## start Data supplied

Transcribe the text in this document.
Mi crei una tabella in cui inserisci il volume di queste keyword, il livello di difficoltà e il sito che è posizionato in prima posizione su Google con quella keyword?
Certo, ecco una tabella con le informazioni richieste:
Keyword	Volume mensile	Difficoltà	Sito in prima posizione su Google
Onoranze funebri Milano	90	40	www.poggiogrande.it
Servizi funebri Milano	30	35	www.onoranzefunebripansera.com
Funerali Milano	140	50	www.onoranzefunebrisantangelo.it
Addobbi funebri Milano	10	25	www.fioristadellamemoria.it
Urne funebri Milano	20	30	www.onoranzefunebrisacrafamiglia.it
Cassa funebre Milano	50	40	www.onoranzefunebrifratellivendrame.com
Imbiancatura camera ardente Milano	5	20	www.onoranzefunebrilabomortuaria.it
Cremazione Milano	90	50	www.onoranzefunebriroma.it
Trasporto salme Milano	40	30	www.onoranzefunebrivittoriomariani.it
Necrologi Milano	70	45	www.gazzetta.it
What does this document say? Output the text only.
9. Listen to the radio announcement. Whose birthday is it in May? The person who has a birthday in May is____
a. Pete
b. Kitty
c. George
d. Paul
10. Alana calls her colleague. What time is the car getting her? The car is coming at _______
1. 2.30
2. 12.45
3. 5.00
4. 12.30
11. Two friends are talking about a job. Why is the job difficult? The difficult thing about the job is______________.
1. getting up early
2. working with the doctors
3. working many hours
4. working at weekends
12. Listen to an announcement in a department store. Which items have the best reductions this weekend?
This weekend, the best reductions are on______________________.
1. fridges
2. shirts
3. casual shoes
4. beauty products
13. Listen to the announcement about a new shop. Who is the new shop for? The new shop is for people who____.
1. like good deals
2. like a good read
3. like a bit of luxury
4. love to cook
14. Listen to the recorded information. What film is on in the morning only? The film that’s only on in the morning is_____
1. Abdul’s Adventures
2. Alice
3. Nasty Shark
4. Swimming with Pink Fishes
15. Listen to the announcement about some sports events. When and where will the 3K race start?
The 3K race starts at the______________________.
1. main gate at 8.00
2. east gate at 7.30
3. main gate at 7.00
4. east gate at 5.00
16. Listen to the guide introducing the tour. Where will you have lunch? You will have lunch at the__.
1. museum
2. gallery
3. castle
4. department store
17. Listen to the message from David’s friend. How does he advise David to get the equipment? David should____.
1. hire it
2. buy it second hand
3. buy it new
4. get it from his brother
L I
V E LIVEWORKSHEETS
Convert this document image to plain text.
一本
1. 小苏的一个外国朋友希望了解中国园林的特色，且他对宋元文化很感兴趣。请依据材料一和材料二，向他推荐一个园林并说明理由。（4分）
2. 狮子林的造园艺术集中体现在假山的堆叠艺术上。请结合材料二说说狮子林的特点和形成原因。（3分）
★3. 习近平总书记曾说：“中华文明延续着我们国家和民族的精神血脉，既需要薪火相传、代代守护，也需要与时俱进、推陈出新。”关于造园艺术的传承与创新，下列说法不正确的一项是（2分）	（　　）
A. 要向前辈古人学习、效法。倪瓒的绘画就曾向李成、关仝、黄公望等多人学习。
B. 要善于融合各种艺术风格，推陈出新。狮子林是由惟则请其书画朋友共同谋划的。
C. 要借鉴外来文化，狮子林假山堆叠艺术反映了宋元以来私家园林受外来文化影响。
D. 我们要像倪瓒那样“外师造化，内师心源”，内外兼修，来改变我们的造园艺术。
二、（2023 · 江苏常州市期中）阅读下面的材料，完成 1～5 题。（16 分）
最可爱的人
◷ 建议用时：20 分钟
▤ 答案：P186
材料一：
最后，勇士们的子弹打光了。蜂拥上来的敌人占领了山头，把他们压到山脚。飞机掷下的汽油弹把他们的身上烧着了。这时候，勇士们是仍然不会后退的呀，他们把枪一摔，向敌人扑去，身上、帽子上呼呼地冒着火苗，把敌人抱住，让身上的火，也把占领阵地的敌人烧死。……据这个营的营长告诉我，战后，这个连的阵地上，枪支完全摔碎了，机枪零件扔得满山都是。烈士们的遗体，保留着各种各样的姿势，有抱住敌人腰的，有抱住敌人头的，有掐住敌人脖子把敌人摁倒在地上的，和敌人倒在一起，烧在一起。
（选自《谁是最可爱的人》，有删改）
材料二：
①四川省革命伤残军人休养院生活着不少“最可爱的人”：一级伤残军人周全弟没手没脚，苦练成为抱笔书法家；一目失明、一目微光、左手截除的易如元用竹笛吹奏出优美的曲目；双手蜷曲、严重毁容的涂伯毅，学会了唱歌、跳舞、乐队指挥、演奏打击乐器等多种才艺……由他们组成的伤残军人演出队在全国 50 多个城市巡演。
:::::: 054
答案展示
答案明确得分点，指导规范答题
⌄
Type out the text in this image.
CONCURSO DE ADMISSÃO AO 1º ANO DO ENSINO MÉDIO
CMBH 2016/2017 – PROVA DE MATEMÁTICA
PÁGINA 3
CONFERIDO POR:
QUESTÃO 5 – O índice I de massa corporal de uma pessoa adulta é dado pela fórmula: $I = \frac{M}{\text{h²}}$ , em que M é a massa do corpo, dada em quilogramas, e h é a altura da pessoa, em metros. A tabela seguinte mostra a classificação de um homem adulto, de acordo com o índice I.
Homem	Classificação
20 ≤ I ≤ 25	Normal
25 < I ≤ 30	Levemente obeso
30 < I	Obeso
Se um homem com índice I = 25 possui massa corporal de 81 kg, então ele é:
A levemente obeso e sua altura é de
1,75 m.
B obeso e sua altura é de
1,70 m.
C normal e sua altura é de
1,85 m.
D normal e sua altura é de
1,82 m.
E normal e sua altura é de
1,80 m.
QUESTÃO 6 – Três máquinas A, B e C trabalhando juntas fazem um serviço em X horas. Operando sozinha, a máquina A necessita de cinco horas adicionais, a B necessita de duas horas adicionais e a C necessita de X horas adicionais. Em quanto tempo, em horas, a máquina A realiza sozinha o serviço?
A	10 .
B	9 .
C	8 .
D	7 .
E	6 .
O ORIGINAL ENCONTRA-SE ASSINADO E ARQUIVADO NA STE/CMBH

## end Data supplied

◆ Task details ◆
Select the lines in this material that hold the word "document", leaving none out.

◆ Answer to the exercise ◆
Transcribe the text in this document.
What does this document say? Output the text only.
Convert this document image to plain text.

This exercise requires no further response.